■ **Work required**
Exactly reproduce each record listed below.

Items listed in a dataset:
*****
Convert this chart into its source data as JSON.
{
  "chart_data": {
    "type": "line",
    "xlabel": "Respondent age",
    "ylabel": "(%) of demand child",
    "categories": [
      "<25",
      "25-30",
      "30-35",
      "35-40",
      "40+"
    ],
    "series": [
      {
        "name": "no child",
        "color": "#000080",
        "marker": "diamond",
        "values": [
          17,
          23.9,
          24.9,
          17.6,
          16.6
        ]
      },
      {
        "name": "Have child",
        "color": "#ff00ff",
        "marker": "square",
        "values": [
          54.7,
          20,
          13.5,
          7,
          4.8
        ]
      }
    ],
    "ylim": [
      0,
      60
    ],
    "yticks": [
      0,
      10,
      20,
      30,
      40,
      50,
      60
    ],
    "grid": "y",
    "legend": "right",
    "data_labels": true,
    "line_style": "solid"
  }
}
*****
■ **Response**
Convert this chart into its source data as JSON.
{
  "chart_data": {
    "type": "line",
    "xlabel": "Respondent age",
    "ylabel": "(%) of demand child",
    "categories": [
      "<25",
      "25-30",
      "30-35",
      "35-40",
      "40+"
    ],
    "series": [
      {
        "name": "no child",
        "color": "#000080",
        "marker": "diamond",
        "values": [
          17,
          23.9,
          24.9,
          17.6,
          16.6
        ]
      },
      {
        "name": "Have child",
        "color": "#ff00ff",
        "marker": "square",
        "values": [
          54.7,
          20,
          13.5,
          7,
          4.8
        ]
      }
    ],
    "ylim": [
      0,
      60
    ],
    "yticks": [
      0,
      10,
      20,
      30,
      40,
      50,
      60
    ],
    "grid": "y",
    "legend": "right",
    "data_labels": true,
    "line_style": "solid"
  }
}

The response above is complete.